GIVEN INSTRUCTION
Find every line in the records that holds the string "their". Copy each one.
[begin EXTRACTED MATERIAL]
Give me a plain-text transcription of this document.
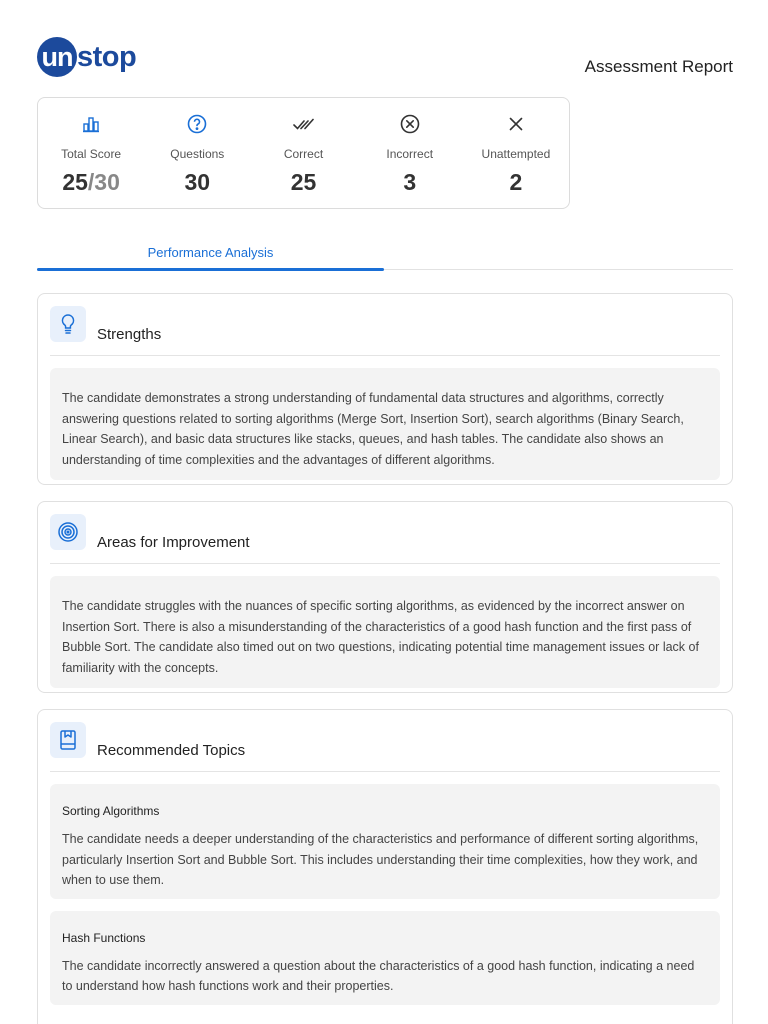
un stop	Assessment Report
Total Score
25/30
Questions
30
Correct
25
Incorrect
3
Unattempted
2
Performance Analysis
Strengths
The candidate demonstrates a strong understanding of fundamental data structures and algorithms, correctly answering questions related to sorting algorithms (Merge Sort, Insertion Sort), search algorithms (Binary Search, Linear Search), and basic data structures like stacks, queues, and hash tables. The candidate also shows an understanding of time complexities and the advantages of different algorithms.
Areas for Improvement
The candidate struggles with the nuances of specific sorting algorithms, as evidenced by the incorrect answer on Insertion Sort. There is also a misunderstanding of the characteristics of a good hash function and the first pass of Bubble Sort. The candidate also timed out on two questions, indicating potential time management issues or lack of familiarity with the concepts.
Recommended Topics
Sorting Algorithms
The candidate needs a deeper understanding of the characteristics and performance of different sorting algorithms, particularly Insertion Sort and Bubble Sort. This includes understanding their time complexities, how they work, and when to use them.
Hash Functions
The candidate incorrectly answered a question about the characteristics of a good hash function, indicating a need to understand how hash functions work and their properties.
[end EXTRACTED MATERIAL]
SOLUTION TO THE EXERCISE
The candidate needs a deeper understanding of the characteristics and performance of different sorting algorithms, particularly Insertion Sort and Bubble Sort. This includes understanding their time complexities, how they work, and when to use them.
The candidate incorrectly answered a question about the characteristics of a good hash function, indicating a need to understand how hash functions work and their properties.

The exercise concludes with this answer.